* begin *
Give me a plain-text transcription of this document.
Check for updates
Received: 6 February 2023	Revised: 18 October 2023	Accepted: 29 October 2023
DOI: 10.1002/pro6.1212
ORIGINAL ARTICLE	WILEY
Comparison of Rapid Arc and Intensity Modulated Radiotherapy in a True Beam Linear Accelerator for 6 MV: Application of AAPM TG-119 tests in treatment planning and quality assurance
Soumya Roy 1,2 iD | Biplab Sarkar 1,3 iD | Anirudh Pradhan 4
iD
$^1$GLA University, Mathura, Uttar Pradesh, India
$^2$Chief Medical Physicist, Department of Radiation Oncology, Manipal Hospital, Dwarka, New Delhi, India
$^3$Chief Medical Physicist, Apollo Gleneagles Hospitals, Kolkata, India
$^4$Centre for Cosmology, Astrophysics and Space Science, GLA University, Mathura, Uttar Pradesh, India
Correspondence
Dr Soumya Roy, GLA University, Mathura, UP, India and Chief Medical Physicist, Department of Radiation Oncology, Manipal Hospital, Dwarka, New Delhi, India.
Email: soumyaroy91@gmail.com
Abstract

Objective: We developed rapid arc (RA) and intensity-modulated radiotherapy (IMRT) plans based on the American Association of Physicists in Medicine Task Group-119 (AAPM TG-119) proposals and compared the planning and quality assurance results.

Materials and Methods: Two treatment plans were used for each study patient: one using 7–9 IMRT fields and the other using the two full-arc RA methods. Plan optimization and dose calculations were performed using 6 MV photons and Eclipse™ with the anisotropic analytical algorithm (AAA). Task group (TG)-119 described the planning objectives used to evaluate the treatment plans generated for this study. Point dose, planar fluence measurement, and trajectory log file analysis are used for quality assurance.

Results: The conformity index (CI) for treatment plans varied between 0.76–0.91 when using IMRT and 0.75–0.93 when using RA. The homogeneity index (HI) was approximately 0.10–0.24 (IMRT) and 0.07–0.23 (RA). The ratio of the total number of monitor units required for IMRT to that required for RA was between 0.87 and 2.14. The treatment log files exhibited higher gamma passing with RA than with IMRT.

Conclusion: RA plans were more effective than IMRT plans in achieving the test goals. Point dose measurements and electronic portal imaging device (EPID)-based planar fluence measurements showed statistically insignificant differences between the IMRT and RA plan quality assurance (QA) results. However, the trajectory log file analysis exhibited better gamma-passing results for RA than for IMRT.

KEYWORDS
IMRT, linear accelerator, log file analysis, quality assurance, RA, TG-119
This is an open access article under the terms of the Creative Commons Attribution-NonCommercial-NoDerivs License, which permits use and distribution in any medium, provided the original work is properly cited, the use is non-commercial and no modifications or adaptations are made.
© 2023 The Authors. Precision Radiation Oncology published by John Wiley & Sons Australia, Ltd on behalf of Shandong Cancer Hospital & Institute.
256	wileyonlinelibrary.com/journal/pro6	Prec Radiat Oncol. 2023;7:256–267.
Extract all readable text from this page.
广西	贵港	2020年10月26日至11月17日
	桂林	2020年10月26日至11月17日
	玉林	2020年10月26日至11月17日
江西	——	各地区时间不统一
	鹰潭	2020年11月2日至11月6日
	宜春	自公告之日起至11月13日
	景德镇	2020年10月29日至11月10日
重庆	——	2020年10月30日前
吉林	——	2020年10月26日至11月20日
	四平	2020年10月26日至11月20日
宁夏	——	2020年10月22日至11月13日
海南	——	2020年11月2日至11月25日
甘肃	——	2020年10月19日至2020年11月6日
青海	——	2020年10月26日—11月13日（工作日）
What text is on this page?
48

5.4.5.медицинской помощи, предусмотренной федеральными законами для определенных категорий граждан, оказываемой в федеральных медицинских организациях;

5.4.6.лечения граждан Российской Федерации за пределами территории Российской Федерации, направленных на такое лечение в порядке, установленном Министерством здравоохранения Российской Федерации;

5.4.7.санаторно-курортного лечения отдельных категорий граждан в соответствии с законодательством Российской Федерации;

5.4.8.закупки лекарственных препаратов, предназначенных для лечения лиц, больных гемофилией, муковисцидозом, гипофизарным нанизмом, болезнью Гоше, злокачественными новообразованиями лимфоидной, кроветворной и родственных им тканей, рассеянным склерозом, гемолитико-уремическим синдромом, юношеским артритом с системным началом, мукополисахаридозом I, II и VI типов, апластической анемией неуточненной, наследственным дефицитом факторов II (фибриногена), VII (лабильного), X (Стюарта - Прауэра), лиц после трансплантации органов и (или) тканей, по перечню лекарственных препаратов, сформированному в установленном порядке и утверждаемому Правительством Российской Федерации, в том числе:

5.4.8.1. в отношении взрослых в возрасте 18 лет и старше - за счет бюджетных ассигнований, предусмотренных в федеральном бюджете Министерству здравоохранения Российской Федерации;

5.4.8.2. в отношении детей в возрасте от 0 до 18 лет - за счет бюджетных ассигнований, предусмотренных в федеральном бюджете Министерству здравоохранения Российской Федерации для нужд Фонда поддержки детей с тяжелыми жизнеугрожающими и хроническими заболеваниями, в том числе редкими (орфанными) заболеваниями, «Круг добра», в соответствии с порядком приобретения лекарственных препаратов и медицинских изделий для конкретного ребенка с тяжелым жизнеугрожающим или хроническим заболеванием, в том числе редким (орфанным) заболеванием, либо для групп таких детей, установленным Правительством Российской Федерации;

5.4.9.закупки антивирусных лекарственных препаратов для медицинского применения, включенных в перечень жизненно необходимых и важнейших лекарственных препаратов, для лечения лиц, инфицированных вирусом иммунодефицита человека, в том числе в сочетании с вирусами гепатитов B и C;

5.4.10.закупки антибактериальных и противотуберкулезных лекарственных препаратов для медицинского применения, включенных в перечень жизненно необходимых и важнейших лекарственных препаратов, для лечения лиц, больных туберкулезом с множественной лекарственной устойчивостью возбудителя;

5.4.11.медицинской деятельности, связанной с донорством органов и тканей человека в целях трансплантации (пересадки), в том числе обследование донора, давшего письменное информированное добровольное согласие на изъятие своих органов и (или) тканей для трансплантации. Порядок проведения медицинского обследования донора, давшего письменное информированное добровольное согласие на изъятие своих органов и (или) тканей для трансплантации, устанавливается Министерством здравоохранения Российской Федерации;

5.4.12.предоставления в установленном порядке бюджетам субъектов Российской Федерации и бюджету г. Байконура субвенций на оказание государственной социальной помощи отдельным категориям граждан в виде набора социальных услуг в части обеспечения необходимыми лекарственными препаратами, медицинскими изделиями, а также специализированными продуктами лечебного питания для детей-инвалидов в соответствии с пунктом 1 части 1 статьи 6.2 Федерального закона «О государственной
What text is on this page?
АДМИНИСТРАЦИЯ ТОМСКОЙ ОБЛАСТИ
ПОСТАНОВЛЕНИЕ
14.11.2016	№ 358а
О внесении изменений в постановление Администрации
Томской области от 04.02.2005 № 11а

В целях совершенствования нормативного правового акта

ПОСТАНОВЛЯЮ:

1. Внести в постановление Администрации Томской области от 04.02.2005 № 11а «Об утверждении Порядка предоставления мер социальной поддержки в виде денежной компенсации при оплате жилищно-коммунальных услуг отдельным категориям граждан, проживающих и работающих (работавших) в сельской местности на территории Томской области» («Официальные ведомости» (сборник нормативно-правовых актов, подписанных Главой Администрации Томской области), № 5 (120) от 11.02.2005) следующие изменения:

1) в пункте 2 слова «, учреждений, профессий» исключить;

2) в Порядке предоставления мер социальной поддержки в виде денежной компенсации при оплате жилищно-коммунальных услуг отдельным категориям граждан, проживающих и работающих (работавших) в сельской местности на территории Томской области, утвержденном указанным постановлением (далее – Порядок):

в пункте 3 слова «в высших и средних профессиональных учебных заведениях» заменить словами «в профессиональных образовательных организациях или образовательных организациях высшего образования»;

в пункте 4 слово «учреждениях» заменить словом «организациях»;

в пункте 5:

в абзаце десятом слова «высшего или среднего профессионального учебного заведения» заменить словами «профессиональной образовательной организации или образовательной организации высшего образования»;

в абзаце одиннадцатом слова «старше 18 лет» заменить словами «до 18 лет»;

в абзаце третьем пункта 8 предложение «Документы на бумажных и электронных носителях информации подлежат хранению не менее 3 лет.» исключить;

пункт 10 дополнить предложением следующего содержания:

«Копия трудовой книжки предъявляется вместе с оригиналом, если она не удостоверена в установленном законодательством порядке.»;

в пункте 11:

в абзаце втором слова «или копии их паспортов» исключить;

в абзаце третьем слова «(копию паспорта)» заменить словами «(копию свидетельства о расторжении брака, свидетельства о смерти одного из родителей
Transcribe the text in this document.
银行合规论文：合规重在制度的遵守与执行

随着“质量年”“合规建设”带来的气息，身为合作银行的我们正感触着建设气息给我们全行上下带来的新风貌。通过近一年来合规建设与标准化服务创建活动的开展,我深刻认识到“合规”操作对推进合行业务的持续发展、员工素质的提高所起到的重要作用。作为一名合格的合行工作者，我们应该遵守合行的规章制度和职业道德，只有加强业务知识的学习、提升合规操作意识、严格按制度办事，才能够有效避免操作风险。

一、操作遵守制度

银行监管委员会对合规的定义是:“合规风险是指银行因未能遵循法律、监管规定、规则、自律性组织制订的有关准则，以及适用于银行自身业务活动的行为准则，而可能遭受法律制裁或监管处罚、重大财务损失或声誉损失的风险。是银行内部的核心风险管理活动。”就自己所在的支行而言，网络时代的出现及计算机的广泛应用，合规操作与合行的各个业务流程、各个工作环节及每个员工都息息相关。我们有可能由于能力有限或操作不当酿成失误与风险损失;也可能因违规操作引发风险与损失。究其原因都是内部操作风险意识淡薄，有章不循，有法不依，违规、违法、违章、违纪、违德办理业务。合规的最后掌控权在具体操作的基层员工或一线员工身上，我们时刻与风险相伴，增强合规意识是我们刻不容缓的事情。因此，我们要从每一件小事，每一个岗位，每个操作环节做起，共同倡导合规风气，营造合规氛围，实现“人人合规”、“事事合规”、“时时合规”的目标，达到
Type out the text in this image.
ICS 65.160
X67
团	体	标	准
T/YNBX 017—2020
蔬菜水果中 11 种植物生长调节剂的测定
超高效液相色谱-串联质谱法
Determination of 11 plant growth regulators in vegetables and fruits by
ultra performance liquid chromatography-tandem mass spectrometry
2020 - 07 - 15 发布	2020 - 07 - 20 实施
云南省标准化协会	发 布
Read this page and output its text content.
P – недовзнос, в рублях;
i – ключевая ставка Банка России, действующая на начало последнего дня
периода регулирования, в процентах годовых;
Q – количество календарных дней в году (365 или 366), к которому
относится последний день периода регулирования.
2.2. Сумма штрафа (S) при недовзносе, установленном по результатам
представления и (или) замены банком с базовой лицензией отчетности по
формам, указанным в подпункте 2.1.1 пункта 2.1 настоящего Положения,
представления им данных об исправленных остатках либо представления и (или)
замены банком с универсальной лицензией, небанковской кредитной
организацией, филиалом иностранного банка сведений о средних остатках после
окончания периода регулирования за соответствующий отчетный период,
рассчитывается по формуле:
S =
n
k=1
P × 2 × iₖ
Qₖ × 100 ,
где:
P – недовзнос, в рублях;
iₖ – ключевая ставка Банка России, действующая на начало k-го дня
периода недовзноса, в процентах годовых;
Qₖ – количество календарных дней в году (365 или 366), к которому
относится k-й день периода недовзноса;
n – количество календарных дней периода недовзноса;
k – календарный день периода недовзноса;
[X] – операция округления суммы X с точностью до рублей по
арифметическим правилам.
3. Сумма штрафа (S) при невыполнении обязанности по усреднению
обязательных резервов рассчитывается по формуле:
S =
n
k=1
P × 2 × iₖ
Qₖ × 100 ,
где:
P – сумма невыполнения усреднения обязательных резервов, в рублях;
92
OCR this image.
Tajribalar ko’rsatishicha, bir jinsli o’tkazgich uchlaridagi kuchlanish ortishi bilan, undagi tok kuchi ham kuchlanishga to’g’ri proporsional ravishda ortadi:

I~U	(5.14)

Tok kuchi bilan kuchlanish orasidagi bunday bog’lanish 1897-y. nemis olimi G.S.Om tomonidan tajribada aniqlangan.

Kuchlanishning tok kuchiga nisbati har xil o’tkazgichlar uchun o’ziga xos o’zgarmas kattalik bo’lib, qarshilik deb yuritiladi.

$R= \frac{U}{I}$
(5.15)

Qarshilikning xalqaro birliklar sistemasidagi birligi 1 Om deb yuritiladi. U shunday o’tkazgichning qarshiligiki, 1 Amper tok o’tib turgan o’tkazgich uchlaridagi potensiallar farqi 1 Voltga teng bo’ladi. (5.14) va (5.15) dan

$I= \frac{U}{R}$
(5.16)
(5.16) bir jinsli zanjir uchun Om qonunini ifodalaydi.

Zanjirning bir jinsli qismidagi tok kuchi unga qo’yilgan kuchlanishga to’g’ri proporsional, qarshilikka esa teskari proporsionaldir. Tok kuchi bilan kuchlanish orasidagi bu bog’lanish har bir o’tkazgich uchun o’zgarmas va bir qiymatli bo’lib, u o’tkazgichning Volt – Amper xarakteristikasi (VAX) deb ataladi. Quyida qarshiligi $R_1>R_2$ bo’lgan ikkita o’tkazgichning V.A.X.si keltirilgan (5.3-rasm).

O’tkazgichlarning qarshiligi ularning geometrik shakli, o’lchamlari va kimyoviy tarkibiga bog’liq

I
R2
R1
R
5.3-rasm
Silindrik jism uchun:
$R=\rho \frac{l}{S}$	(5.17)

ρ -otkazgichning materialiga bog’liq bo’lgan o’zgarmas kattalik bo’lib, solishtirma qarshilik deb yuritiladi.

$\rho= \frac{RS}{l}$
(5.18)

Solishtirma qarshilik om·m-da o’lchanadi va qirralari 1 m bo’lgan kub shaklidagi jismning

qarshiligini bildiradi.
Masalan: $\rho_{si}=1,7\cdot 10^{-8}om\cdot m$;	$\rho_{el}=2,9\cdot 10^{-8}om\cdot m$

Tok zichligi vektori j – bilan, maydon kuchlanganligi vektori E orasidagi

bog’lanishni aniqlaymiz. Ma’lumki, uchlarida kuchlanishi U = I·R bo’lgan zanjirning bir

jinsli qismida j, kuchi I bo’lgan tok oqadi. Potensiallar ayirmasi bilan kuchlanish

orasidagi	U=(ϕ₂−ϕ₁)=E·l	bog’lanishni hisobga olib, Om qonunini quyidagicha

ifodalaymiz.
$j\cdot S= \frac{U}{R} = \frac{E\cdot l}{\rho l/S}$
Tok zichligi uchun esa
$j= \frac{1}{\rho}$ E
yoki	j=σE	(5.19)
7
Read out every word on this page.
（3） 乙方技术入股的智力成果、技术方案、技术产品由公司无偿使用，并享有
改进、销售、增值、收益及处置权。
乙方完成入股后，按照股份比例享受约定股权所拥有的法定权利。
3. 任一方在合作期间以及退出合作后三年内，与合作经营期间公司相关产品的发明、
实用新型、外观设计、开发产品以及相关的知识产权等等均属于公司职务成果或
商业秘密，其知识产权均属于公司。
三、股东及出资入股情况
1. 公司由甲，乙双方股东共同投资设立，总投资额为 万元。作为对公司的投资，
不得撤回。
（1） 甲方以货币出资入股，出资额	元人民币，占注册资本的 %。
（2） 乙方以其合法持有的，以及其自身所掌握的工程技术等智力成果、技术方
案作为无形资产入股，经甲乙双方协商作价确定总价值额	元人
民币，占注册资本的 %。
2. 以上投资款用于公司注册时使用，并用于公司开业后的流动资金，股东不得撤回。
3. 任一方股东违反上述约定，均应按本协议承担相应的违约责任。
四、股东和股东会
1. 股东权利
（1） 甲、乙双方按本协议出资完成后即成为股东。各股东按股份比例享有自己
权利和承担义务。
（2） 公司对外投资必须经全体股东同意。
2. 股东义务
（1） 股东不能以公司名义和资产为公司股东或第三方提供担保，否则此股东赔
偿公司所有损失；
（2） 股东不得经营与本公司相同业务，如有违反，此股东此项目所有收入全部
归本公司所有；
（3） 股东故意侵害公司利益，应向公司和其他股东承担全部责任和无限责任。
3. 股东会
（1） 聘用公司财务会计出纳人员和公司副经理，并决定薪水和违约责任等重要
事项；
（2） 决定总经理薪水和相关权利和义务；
* end *
Where a line contains the string "passing", extract that line.

Results: The conformity index (CI) for treatment plans varied between 0.76–0.91 when using IMRT and 0.75–0.93 when using RA. The homogeneity index (HI) was approximately 0.10–0.24 (IMRT) and 0.07–0.23 (RA). The ratio of the total number of monitor units required for IMRT to that required for RA was between 0.87 and 2.14. The treatment log files exhibited higher gamma passing with RA than with IMRT.
Conclusion: RA plans were more effective than IMRT plans in achieving the test goals. Point dose measurements and electronic portal imaging device (EPID)-based planar fluence measurements showed statistically insignificant differences between the IMRT and RA plan quality assurance (QA) results. However, the trajectory log file analysis exhibited better gamma-passing results for RA than for IMRT.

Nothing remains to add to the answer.